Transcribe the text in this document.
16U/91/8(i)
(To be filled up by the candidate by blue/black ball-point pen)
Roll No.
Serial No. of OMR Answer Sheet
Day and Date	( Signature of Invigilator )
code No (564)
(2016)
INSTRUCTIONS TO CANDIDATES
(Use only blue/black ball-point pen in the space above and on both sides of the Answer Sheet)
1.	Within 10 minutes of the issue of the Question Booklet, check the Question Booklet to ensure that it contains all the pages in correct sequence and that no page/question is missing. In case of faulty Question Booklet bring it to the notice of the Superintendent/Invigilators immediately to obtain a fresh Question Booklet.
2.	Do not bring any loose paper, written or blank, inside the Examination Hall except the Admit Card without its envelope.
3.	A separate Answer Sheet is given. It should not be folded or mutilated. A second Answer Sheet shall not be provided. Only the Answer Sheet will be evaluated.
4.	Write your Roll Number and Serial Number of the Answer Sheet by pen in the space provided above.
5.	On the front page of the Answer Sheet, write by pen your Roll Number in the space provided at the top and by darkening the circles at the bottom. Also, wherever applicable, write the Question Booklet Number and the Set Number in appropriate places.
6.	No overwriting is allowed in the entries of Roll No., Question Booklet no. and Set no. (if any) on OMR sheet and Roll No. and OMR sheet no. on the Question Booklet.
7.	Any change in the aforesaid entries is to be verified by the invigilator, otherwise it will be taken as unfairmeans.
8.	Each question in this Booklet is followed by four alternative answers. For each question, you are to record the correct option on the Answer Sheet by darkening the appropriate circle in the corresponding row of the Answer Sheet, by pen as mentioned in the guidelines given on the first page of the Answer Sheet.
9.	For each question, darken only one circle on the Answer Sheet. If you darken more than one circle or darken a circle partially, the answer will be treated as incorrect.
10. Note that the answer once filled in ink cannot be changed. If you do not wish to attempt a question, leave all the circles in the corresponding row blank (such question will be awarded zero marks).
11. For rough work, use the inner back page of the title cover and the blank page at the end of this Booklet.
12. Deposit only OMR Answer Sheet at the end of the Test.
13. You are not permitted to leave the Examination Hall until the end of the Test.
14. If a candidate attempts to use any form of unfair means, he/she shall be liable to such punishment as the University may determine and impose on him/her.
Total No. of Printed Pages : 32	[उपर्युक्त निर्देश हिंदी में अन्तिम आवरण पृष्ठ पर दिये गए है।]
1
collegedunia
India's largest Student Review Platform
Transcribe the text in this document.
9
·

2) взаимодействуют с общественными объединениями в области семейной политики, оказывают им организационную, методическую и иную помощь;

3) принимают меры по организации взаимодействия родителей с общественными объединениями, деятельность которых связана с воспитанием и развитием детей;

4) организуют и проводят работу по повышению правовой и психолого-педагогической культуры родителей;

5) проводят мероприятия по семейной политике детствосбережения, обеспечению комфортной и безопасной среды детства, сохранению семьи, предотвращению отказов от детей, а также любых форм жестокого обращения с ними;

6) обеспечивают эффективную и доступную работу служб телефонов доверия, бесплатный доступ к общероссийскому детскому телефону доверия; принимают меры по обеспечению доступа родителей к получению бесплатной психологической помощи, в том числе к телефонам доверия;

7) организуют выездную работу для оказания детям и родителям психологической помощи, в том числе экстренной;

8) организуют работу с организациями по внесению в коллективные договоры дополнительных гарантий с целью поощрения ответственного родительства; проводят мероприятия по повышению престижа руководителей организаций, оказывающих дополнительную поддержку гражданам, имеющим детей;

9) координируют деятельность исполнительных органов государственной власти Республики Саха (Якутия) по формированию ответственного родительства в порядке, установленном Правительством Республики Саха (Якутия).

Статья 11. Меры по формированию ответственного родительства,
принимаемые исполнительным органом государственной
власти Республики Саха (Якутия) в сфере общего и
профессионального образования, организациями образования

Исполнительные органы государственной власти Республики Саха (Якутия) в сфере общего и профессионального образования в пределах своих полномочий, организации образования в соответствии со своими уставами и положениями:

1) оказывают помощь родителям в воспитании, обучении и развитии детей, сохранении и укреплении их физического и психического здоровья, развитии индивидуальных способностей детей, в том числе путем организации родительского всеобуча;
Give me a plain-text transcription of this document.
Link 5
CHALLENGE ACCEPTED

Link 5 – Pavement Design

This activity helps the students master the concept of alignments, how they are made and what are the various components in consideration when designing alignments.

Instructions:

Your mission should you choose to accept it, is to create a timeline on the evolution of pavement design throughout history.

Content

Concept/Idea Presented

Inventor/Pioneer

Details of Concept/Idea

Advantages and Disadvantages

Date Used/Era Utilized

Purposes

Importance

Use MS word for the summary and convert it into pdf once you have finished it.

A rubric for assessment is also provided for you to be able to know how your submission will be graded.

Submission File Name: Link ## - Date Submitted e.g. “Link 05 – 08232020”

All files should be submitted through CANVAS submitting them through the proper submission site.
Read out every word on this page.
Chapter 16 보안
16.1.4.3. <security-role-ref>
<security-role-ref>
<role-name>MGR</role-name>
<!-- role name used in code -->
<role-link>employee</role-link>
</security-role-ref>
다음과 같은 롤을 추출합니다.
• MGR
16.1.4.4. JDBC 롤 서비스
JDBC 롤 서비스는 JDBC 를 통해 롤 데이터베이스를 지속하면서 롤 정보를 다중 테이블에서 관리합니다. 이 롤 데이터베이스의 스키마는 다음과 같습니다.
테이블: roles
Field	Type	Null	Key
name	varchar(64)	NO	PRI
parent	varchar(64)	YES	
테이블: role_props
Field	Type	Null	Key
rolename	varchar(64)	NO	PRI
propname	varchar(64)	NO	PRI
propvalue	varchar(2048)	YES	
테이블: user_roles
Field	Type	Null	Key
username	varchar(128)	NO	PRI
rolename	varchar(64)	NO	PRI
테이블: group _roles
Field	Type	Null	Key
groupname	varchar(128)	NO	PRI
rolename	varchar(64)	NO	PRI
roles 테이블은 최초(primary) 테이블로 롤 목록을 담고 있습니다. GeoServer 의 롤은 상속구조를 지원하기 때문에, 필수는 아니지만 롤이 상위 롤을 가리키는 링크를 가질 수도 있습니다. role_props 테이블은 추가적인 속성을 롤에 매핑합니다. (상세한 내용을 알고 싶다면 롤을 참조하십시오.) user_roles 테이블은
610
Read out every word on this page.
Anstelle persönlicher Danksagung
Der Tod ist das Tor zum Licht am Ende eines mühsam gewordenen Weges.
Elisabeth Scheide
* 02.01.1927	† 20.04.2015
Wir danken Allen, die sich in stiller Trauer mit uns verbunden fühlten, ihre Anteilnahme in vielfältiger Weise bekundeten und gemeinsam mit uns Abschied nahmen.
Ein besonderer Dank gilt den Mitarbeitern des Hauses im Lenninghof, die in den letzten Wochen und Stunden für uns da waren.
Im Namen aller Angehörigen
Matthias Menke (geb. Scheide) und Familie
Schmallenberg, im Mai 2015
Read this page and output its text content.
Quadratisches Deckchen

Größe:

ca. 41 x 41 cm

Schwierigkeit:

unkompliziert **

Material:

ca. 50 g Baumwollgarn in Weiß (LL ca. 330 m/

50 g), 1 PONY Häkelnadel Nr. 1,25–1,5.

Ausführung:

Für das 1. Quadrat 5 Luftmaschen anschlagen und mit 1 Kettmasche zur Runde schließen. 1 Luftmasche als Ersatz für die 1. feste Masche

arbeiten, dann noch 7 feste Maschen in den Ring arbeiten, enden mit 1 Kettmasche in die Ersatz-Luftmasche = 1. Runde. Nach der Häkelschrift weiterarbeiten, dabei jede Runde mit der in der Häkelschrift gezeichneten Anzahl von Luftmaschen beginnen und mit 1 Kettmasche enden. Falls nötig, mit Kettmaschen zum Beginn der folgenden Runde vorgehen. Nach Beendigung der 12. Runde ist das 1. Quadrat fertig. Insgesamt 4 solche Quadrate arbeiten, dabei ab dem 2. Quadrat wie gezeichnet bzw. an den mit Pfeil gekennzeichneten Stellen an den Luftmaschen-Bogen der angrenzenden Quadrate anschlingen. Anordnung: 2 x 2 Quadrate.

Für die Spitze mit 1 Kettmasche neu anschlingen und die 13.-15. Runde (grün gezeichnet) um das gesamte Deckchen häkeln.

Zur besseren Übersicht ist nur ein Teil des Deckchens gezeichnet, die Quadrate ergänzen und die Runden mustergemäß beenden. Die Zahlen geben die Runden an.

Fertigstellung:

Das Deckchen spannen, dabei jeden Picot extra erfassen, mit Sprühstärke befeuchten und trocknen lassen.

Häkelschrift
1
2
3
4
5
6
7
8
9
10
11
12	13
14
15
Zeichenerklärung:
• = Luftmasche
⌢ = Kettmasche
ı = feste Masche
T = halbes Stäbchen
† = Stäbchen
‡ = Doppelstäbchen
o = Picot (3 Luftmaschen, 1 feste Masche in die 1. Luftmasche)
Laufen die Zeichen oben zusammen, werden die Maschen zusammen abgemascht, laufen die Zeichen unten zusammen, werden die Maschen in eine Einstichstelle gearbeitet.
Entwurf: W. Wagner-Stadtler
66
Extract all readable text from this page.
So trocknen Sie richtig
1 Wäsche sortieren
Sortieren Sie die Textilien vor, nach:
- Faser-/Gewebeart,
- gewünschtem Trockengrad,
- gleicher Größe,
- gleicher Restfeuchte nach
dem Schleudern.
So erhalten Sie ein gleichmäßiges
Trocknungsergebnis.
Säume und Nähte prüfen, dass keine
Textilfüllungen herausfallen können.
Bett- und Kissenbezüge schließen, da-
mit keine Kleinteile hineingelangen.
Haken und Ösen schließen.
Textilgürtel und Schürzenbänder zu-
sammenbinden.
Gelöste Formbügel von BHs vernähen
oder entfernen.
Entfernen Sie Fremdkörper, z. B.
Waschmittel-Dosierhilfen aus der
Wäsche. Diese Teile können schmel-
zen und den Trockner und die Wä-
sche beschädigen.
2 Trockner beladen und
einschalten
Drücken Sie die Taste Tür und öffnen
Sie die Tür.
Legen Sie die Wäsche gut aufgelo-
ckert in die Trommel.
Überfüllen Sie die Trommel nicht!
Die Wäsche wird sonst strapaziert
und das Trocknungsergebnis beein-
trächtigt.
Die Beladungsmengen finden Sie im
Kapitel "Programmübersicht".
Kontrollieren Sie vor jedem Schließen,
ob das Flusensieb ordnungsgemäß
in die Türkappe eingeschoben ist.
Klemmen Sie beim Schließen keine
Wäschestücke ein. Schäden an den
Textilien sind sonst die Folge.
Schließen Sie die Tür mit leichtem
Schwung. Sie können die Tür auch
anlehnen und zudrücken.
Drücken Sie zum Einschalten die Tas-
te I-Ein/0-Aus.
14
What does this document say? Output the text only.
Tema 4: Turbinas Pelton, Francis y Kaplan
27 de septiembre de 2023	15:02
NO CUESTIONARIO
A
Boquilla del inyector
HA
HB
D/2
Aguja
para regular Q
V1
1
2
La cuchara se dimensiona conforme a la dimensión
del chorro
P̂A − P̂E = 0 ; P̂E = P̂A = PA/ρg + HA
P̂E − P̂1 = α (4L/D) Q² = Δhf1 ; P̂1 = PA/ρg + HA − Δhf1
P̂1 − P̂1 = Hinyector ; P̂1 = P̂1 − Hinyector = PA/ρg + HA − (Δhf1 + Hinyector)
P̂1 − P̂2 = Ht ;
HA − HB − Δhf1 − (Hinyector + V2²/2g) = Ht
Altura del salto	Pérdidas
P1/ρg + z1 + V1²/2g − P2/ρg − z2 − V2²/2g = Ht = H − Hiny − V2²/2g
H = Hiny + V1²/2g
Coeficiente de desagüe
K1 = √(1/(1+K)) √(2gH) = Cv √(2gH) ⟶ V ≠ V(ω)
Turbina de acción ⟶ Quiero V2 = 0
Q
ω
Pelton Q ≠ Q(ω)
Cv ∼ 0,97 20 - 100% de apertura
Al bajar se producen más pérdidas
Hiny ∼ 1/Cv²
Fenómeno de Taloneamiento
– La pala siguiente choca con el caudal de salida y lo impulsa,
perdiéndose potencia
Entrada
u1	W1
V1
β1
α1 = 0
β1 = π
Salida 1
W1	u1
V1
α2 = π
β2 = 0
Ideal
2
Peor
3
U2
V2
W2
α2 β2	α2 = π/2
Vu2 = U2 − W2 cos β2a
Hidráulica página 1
══════
*STATED PROBLEM:* Where a line in the entries holds the word "trocknen", copy that line.

*OUTPUT FOR THIS EXERCISE:*
Das Deckchen spannen, dabei jeden Picot extra erfassen, mit Sprühstärke befeuchten und trocknen lassen.
So trocknen Sie richtig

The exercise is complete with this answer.